In the data below, locate each line with the word "preserve" and list it.

· · · · · · ·

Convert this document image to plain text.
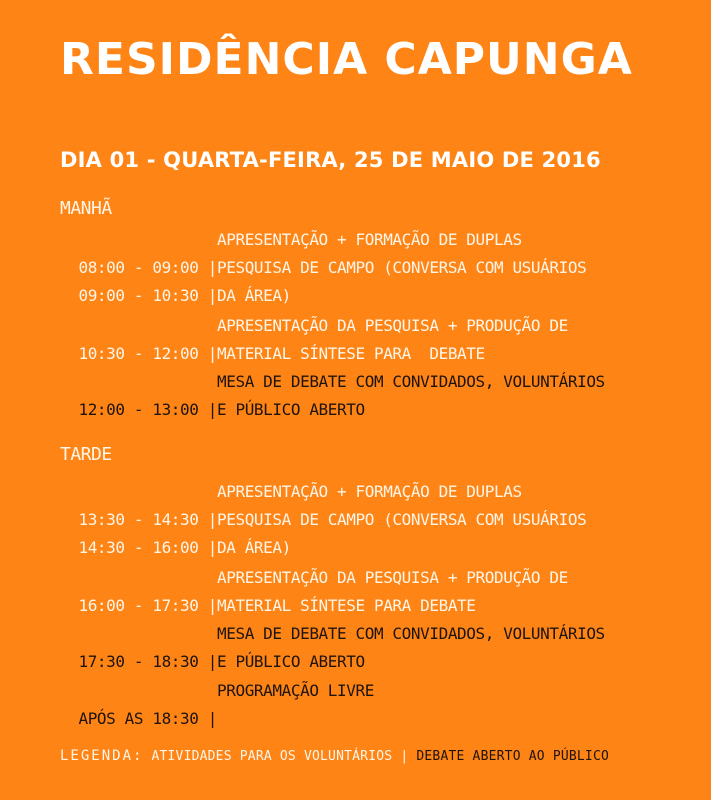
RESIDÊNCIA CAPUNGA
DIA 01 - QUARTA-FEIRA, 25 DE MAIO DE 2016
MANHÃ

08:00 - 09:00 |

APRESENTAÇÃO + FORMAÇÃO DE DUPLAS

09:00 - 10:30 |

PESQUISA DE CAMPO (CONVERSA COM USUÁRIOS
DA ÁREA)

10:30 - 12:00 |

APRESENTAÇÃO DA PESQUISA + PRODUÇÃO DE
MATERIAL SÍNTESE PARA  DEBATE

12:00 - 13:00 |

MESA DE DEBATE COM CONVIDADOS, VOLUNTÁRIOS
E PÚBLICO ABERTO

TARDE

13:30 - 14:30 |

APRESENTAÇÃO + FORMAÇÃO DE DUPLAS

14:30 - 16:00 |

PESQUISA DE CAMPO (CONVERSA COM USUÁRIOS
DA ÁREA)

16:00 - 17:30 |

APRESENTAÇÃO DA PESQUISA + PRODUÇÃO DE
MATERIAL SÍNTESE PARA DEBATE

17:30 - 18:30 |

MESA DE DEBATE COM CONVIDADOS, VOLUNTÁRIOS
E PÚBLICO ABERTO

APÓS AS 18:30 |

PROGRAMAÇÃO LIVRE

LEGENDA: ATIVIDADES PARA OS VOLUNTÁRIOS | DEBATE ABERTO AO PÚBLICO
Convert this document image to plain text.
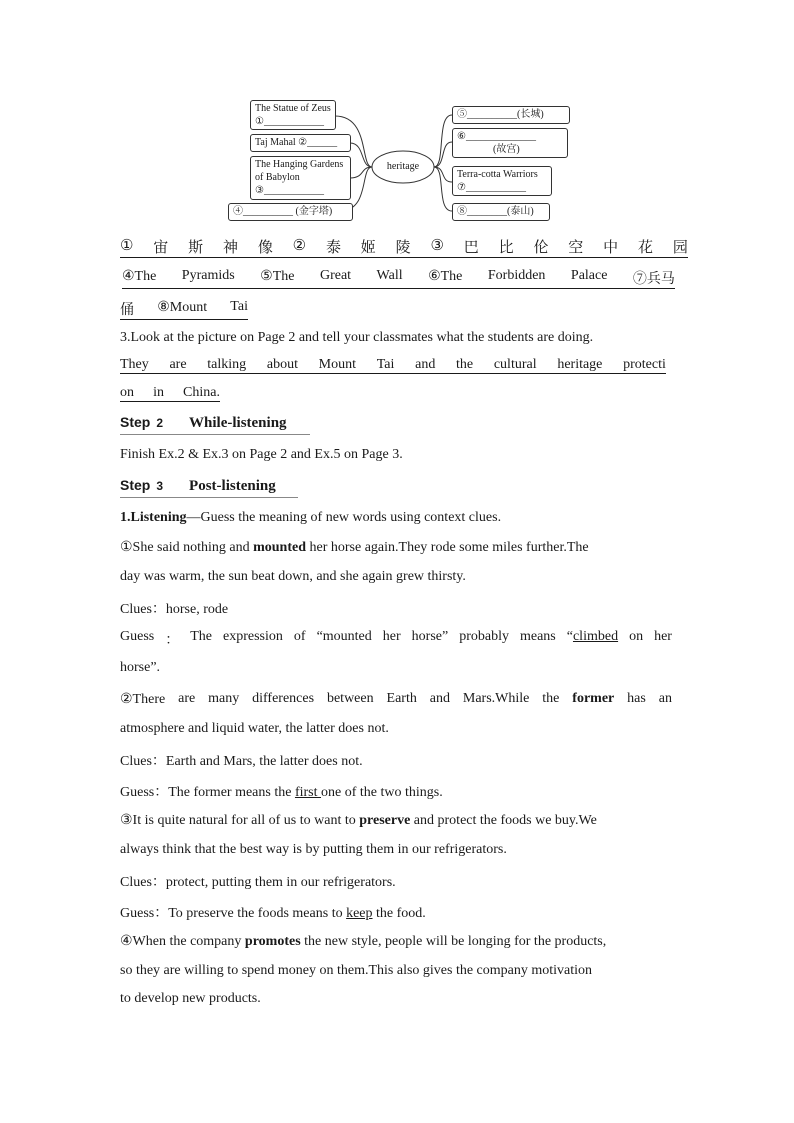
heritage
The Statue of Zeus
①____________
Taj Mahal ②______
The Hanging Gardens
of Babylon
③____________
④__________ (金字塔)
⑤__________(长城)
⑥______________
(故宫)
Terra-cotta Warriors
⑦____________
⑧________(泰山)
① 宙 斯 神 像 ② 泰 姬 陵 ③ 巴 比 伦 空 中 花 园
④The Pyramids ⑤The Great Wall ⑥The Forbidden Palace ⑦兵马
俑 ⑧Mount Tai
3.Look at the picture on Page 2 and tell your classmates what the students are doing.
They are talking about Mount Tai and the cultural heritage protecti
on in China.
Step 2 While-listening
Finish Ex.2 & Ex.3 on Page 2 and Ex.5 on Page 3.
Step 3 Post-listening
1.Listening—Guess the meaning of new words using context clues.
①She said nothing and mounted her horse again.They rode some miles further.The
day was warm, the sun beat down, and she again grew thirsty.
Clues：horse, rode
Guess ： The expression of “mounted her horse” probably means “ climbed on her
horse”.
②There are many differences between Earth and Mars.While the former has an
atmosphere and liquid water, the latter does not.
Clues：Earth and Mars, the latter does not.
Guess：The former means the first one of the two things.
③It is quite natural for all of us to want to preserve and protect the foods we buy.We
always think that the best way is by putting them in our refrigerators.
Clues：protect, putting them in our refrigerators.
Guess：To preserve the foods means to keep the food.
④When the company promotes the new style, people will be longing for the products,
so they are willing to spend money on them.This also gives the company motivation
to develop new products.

· · · · · · ·

* **Answer in full**:
③It is quite natural for all of us to want to preserve and protect the foods we buy.We
Guess：To preserve the foods means to keep the food.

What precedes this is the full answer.